(Saved entries)
=-=-=

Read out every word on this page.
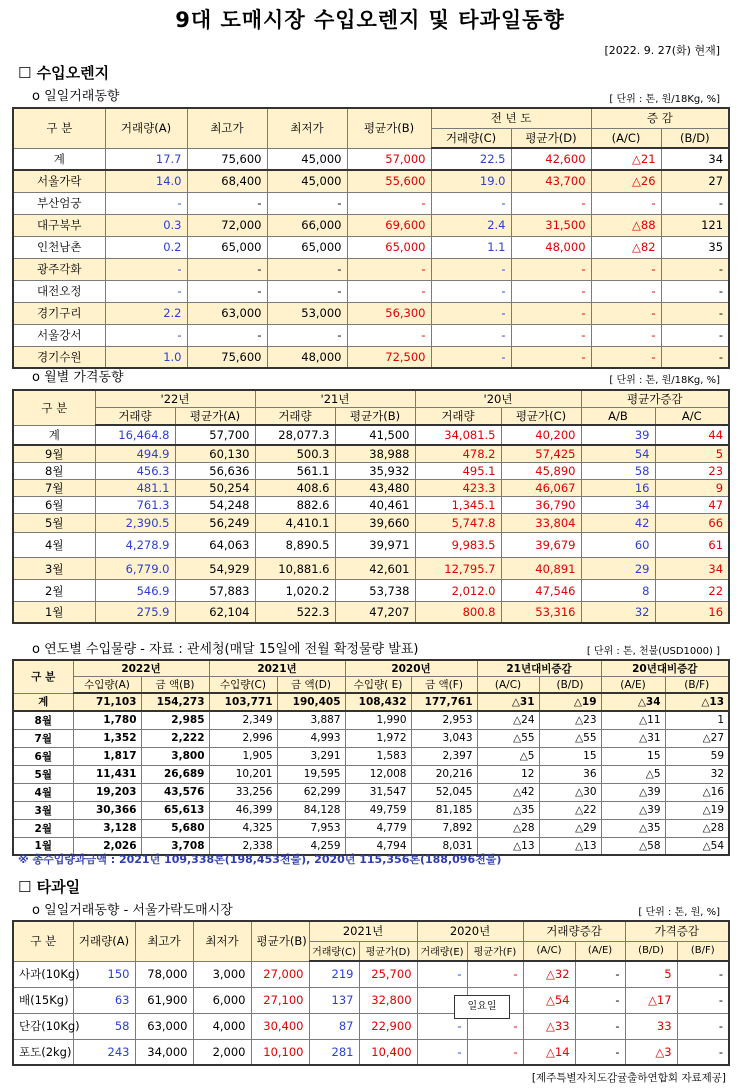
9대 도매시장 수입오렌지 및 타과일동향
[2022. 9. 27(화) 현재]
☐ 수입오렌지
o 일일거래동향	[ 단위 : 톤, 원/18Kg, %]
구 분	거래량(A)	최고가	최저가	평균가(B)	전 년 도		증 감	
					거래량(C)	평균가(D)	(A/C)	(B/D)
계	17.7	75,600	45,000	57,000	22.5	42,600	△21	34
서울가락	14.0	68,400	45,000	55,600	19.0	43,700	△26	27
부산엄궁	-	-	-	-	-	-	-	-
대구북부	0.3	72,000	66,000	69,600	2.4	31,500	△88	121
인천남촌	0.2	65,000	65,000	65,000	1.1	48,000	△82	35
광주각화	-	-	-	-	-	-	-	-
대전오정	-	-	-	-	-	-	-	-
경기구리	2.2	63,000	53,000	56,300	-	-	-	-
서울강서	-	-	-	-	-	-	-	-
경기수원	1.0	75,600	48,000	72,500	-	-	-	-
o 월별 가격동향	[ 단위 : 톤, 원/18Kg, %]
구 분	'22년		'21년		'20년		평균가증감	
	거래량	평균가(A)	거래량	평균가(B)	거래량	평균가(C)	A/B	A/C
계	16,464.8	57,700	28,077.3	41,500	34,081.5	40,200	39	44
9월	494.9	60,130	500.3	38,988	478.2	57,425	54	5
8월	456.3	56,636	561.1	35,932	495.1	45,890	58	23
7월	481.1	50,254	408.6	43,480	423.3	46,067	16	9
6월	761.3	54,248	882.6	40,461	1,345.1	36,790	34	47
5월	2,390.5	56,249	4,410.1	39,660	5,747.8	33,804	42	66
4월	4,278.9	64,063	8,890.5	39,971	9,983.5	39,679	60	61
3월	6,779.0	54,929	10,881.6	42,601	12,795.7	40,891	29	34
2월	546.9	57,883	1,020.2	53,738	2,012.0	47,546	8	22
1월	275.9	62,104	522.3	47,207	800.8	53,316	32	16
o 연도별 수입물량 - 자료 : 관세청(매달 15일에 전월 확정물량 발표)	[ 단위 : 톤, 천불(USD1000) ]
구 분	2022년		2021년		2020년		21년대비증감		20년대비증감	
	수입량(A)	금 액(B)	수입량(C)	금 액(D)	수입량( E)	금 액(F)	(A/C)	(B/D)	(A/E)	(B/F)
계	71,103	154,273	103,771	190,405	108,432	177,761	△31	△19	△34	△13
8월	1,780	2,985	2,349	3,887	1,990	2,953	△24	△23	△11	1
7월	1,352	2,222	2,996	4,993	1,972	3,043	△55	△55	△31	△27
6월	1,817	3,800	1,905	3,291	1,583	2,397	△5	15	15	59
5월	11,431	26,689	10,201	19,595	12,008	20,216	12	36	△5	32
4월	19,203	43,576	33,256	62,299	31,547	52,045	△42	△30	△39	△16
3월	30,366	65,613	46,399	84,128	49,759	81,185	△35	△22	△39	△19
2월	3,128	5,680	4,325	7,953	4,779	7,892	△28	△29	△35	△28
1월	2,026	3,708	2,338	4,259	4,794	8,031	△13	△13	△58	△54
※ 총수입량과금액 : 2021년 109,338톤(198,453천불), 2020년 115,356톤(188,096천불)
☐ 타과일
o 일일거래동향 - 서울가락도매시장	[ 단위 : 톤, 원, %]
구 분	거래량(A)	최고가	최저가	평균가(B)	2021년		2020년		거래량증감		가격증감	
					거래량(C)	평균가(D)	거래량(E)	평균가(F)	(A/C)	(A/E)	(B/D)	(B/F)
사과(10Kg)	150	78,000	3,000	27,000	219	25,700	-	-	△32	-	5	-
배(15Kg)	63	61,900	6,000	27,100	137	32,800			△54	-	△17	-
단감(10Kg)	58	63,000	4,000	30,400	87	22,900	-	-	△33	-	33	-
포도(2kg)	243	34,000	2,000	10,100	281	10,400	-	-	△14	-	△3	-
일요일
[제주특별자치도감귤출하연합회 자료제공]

=-=-=

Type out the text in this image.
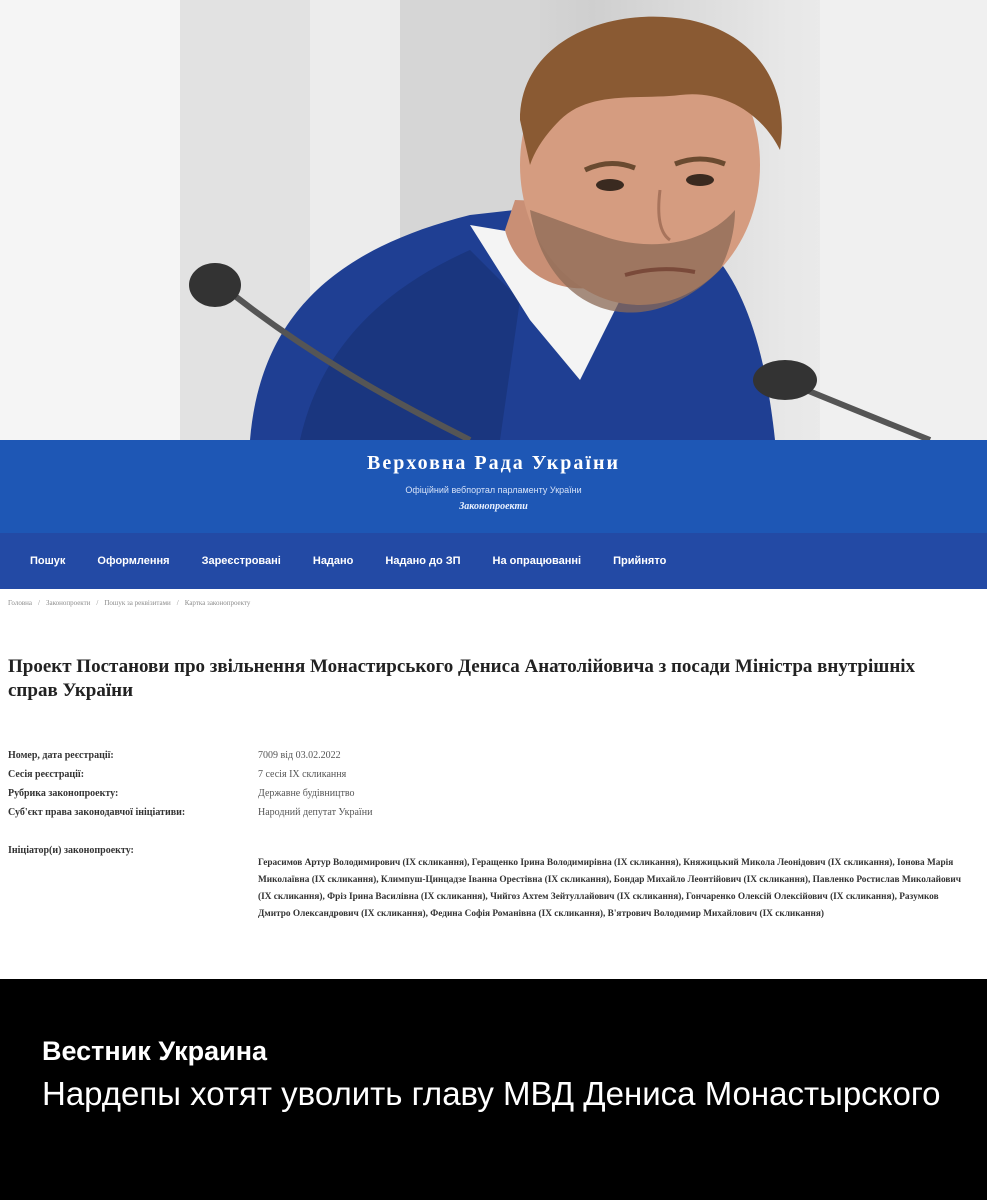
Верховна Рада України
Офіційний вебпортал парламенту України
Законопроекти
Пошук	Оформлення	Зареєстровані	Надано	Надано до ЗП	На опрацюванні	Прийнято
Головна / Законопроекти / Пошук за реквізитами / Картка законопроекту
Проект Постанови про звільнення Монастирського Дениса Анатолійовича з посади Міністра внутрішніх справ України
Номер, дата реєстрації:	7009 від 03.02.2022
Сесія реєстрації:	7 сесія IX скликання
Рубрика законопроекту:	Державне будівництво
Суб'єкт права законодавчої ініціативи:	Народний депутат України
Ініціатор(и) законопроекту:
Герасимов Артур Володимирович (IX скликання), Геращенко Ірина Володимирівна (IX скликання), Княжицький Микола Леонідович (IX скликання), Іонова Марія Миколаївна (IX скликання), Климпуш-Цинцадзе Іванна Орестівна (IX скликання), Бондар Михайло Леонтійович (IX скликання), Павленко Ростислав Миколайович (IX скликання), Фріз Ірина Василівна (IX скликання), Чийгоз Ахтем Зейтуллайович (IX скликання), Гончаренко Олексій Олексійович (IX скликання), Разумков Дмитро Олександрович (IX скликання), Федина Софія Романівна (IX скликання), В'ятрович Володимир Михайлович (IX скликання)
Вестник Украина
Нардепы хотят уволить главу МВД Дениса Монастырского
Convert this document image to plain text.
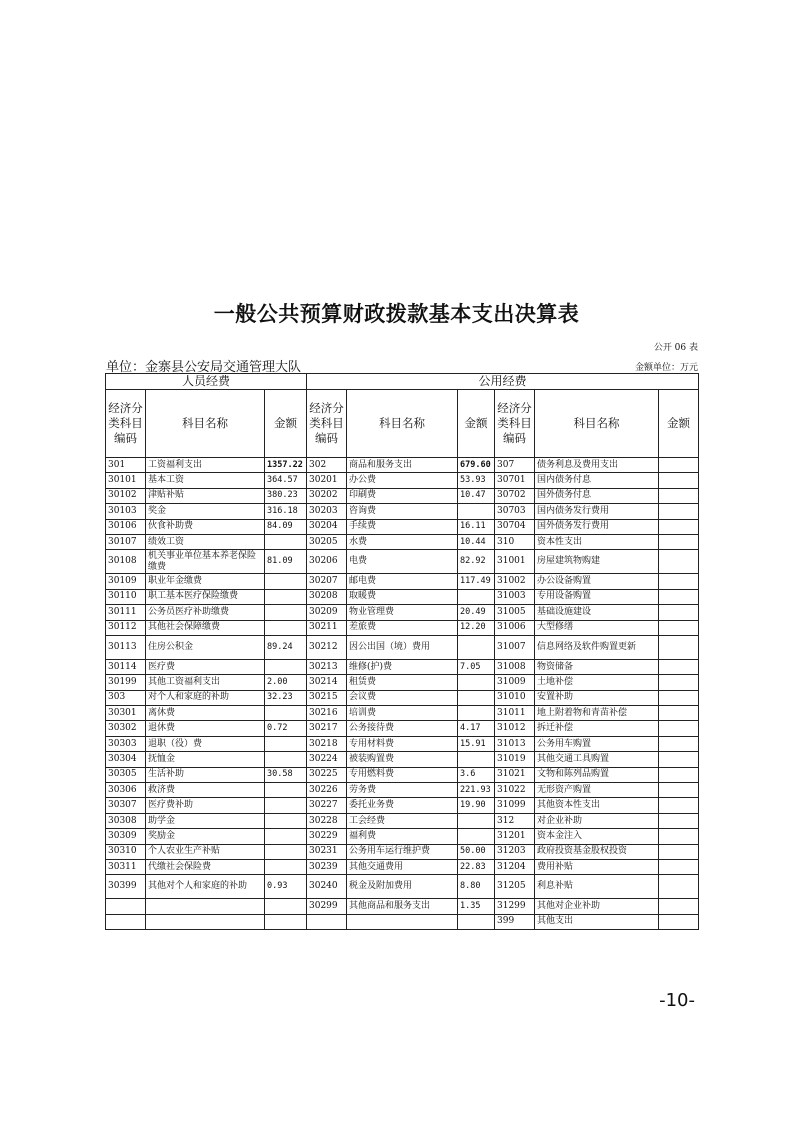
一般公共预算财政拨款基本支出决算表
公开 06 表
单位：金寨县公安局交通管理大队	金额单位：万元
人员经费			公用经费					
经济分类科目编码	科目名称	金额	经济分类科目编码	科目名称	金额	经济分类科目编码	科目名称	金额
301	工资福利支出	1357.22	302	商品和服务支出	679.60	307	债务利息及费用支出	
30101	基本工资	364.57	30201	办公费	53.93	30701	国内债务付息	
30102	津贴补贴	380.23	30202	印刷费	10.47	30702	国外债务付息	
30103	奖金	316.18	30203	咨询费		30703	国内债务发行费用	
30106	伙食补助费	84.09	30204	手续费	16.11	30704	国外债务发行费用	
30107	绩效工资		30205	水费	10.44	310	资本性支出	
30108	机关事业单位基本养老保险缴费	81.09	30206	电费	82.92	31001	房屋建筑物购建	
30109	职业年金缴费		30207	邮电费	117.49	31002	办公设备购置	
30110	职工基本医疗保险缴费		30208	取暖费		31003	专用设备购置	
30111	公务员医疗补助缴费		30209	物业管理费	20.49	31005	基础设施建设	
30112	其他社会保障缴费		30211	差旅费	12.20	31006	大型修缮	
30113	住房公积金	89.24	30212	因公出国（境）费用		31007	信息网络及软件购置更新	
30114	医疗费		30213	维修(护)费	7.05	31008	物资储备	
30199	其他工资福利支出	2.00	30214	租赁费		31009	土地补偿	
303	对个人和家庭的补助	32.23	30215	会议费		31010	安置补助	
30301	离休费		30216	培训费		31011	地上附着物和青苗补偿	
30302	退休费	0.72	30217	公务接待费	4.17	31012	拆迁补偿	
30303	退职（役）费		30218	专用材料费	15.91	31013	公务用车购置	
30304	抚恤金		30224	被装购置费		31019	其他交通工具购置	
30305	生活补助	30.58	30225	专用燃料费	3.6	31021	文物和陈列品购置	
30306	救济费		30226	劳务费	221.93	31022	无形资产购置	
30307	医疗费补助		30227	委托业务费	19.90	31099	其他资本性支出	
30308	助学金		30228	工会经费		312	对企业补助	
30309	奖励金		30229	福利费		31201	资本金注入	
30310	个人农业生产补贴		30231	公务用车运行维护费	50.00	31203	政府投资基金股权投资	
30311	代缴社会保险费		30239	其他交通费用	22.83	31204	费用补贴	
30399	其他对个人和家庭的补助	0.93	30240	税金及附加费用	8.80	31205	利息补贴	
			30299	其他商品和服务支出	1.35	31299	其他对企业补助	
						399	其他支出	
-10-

=-=-=

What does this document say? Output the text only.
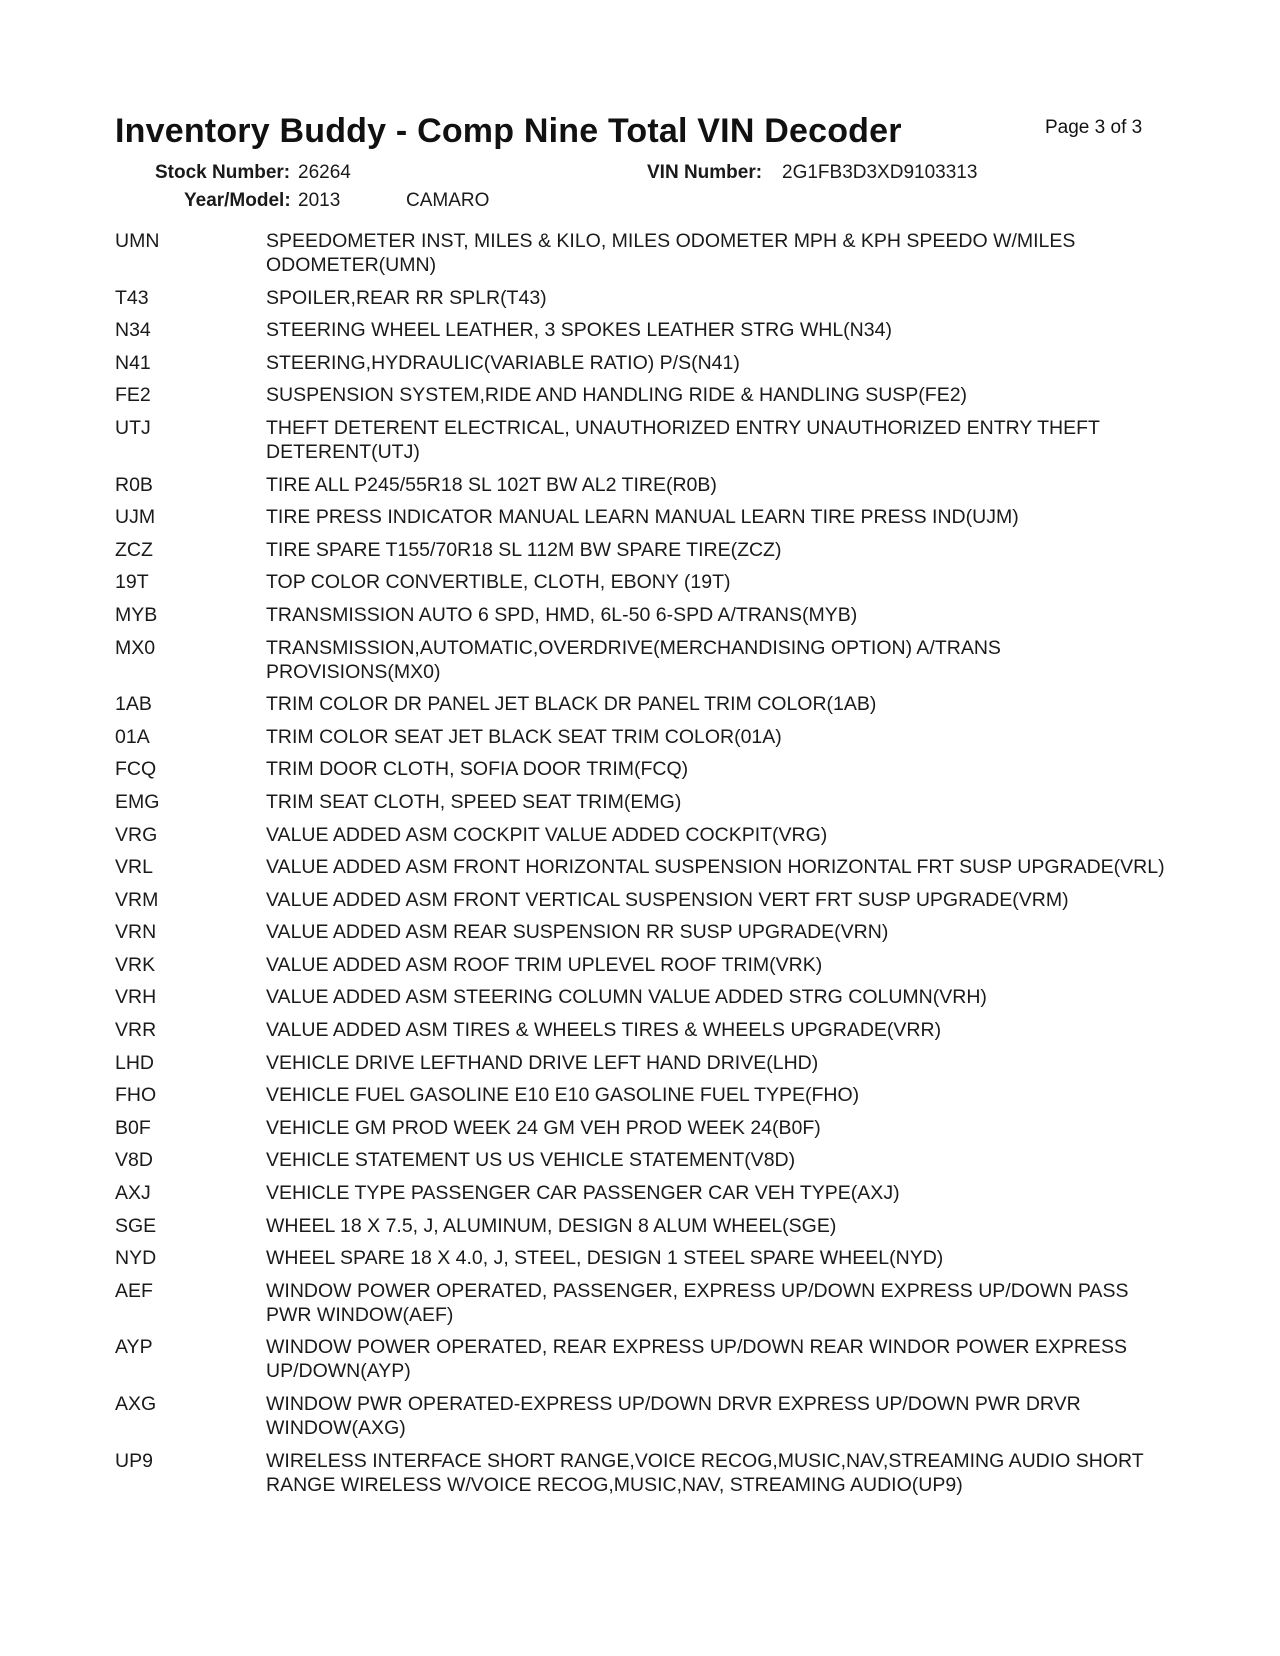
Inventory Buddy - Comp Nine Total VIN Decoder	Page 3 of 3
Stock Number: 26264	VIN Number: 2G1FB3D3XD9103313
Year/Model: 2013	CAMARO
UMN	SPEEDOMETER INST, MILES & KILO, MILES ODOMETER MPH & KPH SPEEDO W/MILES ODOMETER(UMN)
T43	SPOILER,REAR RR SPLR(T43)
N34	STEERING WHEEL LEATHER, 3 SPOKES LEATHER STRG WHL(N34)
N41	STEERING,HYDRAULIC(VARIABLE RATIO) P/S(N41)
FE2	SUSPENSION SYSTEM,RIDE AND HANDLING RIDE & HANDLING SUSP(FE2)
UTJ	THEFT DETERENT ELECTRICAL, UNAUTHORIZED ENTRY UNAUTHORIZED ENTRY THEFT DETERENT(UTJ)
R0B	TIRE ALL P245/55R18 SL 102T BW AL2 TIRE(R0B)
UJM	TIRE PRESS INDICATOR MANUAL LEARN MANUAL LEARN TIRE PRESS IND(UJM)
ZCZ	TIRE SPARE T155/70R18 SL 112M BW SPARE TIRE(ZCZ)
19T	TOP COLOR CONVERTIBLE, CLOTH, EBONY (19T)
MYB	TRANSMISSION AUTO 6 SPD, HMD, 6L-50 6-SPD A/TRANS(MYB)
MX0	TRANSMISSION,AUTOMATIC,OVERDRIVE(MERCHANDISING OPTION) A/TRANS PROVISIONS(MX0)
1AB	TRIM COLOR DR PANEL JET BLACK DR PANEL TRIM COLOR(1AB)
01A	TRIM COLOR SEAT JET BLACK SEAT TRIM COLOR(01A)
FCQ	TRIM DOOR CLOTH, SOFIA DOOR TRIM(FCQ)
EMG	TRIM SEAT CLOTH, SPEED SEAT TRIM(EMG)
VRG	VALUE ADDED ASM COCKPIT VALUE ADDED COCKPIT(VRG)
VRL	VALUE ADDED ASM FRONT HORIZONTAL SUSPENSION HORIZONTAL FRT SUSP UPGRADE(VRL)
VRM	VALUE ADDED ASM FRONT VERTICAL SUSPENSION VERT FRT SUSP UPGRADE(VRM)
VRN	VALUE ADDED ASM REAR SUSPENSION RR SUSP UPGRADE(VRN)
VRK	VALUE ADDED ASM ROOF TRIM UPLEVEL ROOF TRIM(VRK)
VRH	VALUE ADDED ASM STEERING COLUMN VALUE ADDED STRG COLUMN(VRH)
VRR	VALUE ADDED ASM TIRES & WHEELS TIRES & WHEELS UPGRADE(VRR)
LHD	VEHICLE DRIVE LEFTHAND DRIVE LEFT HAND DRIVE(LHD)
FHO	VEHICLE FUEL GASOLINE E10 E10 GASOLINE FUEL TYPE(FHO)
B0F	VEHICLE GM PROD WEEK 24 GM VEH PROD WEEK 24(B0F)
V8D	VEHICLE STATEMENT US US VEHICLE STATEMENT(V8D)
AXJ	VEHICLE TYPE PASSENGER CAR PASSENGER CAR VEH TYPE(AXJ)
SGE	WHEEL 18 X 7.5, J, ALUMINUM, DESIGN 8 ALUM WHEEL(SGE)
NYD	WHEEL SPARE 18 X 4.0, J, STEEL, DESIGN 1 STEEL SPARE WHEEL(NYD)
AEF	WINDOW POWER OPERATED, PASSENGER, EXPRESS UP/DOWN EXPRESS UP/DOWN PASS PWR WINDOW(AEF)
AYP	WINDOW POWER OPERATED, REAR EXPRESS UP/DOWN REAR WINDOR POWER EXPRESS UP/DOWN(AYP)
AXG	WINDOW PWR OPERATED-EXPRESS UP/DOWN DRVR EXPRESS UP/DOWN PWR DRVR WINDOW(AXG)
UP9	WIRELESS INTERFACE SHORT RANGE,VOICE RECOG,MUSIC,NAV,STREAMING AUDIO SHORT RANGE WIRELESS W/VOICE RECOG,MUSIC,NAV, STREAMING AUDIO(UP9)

=-=-=

= Given problem =
Gather every line from the listing above in which the word "EXPRESS" appears.

= Solution to the problem =
AEF	WINDOW POWER OPERATED, PASSENGER, EXPRESS UP/DOWN EXPRESS UP/DOWN PASS PWR WINDOW(AEF)
AYP	WINDOW POWER OPERATED, REAR EXPRESS UP/DOWN REAR WINDOR POWER EXPRESS UP/DOWN(AYP)
AXG	WINDOW PWR OPERATED-EXPRESS UP/DOWN DRVR EXPRESS UP/DOWN PWR DRVR WINDOW(AXG)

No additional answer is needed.